Exercise: Scan the data. Collect each line that contains the word "نسبی".
## Start Material for the task
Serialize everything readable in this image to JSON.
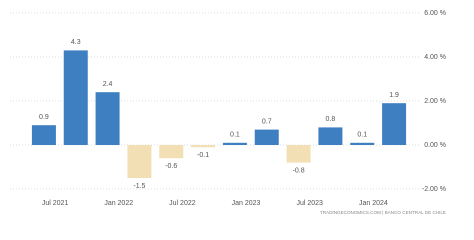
{
  "chart_data": {
    "type": "bar",
    "categories": [
      "Jul 2021",
      null,
      "Jan 2022",
      null,
      "Jul 2022",
      null,
      "Jan 2023",
      null,
      "Jul 2023",
      null,
      "Jan 2024",
      null
    ],
    "values": [
      0.9,
      4.3,
      2.4,
      -1.5,
      -0.6,
      -0.1,
      0.1,
      0.7,
      -0.8,
      0.8,
      0.1,
      1.9
    ],
    "color": "#3d7fc1",
    "negative_color": "#f3dfb4",
    "ylim": [
      -2,
      6
    ],
    "yticks": [
      {
        "value": -2,
        "label": "-2.00 %"
      },
      {
        "value": 0,
        "label": "0.00 %"
      },
      {
        "value": 2,
        "label": "2.00 %"
      },
      {
        "value": 4,
        "label": "4.00 %"
      },
      {
        "value": 6,
        "label": "6.00 %"
      }
    ],
    "grid": true,
    "source": "TRADINGECONOMICS.COM | BANCO CENTRAL DE CHILE"
  }
}
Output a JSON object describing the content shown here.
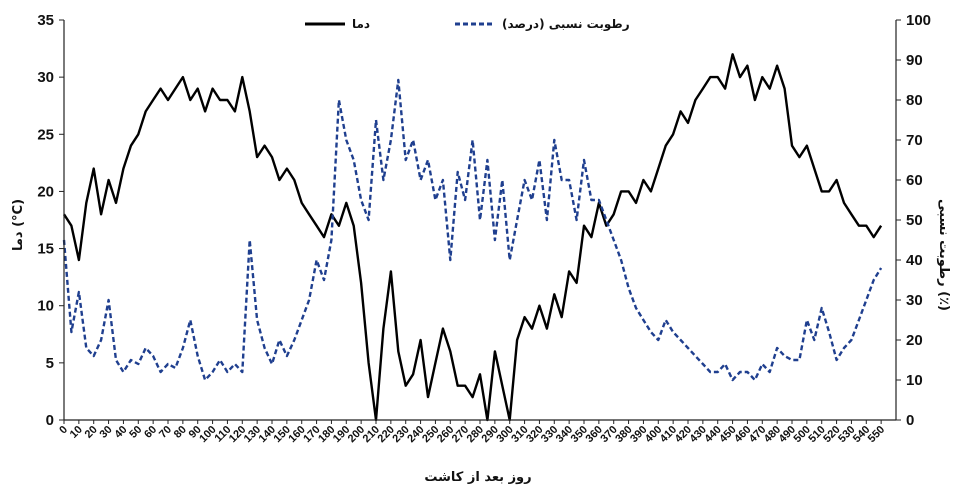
{
  "chart_data": {
    "type": "line",
    "xlabel": "روز بعد از کاشت",
    "ylabel_left": "دما (°C)",
    "ylabel_right": "رطوبت نسبی (٪)",
    "xlim": [
      0,
      560
    ],
    "ylim_left": [
      0,
      35
    ],
    "ylim_right": [
      0,
      100
    ],
    "x_ticks": [
      0,
      10,
      20,
      30,
      40,
      50,
      60,
      70,
      80,
      90,
      100,
      110,
      120,
      130,
      140,
      150,
      160,
      170,
      180,
      190,
      200,
      210,
      220,
      230,
      240,
      250,
      260,
      270,
      280,
      290,
      300,
      310,
      320,
      330,
      340,
      350,
      360,
      370,
      380,
      390,
      400,
      410,
      420,
      430,
      440,
      450,
      460,
      470,
      480,
      490,
      500,
      510,
      520,
      530,
      540,
      550
    ],
    "y_ticks_left": [
      0,
      5,
      10,
      15,
      20,
      25,
      30,
      35
    ],
    "y_ticks_right": [
      0,
      10,
      20,
      30,
      40,
      50,
      60,
      70,
      80,
      90,
      100
    ],
    "legend": "top-center",
    "series": [
      {
        "name": "دما",
        "axis": "left",
        "color": "#000000",
        "style": "solid",
        "x": [
          0,
          5,
          10,
          15,
          20,
          25,
          30,
          35,
          40,
          45,
          50,
          55,
          60,
          65,
          70,
          75,
          80,
          85,
          90,
          95,
          100,
          105,
          110,
          115,
          120,
          125,
          130,
          135,
          140,
          145,
          150,
          155,
          160,
          165,
          170,
          175,
          180,
          185,
          190,
          195,
          200,
          205,
          210,
          215,
          220,
          225,
          230,
          235,
          240,
          245,
          250,
          255,
          260,
          265,
          270,
          275,
          280,
          285,
          290,
          295,
          300,
          305,
          310,
          315,
          320,
          325,
          330,
          335,
          340,
          345,
          350,
          355,
          360,
          365,
          370,
          375,
          380,
          385,
          390,
          395,
          400,
          405,
          410,
          415,
          420,
          425,
          430,
          435,
          440,
          445,
          450,
          455,
          460,
          465,
          470,
          475,
          480,
          485,
          490,
          495,
          500,
          505,
          510,
          515,
          520,
          525,
          530,
          535,
          540,
          545,
          550
        ],
        "values": [
          18,
          17,
          14,
          19,
          22,
          18,
          21,
          19,
          22,
          24,
          25,
          27,
          28,
          29,
          28,
          29,
          30,
          28,
          29,
          27,
          29,
          28,
          28,
          27,
          30,
          27,
          23,
          24,
          23,
          21,
          22,
          21,
          19,
          18,
          17,
          16,
          18,
          17,
          19,
          17,
          12,
          5,
          0,
          8,
          13,
          6,
          3,
          4,
          7,
          2,
          5,
          8,
          6,
          3,
          3,
          2,
          4,
          0,
          6,
          3,
          0,
          7,
          9,
          8,
          10,
          8,
          11,
          9,
          13,
          12,
          17,
          16,
          19,
          17,
          18,
          20,
          20,
          19,
          21,
          20,
          22,
          24,
          25,
          27,
          26,
          28,
          29,
          30,
          30,
          29,
          32,
          30,
          31,
          28,
          30,
          29,
          31,
          29,
          24,
          23,
          24,
          22,
          20,
          20,
          21,
          19,
          18,
          17,
          17,
          16,
          17
        ]
      },
      {
        "name": "رطوبت نسبی (درصد)",
        "axis": "right",
        "color": "#1f3f8f",
        "style": "dashed",
        "x": [
          0,
          5,
          10,
          15,
          20,
          25,
          30,
          35,
          40,
          45,
          50,
          55,
          60,
          65,
          70,
          75,
          80,
          85,
          90,
          95,
          100,
          105,
          110,
          115,
          120,
          125,
          130,
          135,
          140,
          145,
          150,
          155,
          160,
          165,
          170,
          175,
          180,
          185,
          190,
          195,
          200,
          205,
          210,
          215,
          220,
          225,
          230,
          235,
          240,
          245,
          250,
          255,
          260,
          265,
          270,
          275,
          280,
          285,
          290,
          295,
          300,
          305,
          310,
          315,
          320,
          325,
          330,
          335,
          340,
          345,
          350,
          355,
          360,
          365,
          370,
          375,
          380,
          385,
          390,
          395,
          400,
          405,
          410,
          415,
          420,
          425,
          430,
          435,
          440,
          445,
          450,
          455,
          460,
          465,
          470,
          475,
          480,
          485,
          490,
          495,
          500,
          505,
          510,
          515,
          520,
          525,
          530,
          535,
          540,
          545,
          550
        ],
        "values": [
          45,
          22,
          32,
          18,
          16,
          20,
          30,
          15,
          12,
          15,
          14,
          18,
          16,
          12,
          14,
          13,
          18,
          25,
          16,
          10,
          12,
          15,
          12,
          14,
          12,
          45,
          25,
          18,
          14,
          20,
          16,
          20,
          25,
          30,
          40,
          35,
          45,
          80,
          70,
          65,
          55,
          50,
          75,
          60,
          70,
          85,
          65,
          70,
          60,
          65,
          55,
          60,
          40,
          62,
          55,
          70,
          50,
          65,
          45,
          60,
          40,
          50,
          60,
          55,
          65,
          50,
          70,
          60,
          60,
          50,
          65,
          55,
          55,
          50,
          45,
          40,
          33,
          28,
          25,
          22,
          20,
          25,
          22,
          20,
          18,
          16,
          14,
          12,
          12,
          14,
          10,
          12,
          12,
          10,
          14,
          12,
          18,
          16,
          15,
          15,
          25,
          20,
          28,
          22,
          15,
          18,
          20,
          25,
          30,
          35,
          38
        ]
      }
    ]
  }
}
## End Material for the task
Completed exercise:
    "ylabel_right": "رطوبت نسبی (٪)",
        "name": "رطوبت نسبی (درصد)",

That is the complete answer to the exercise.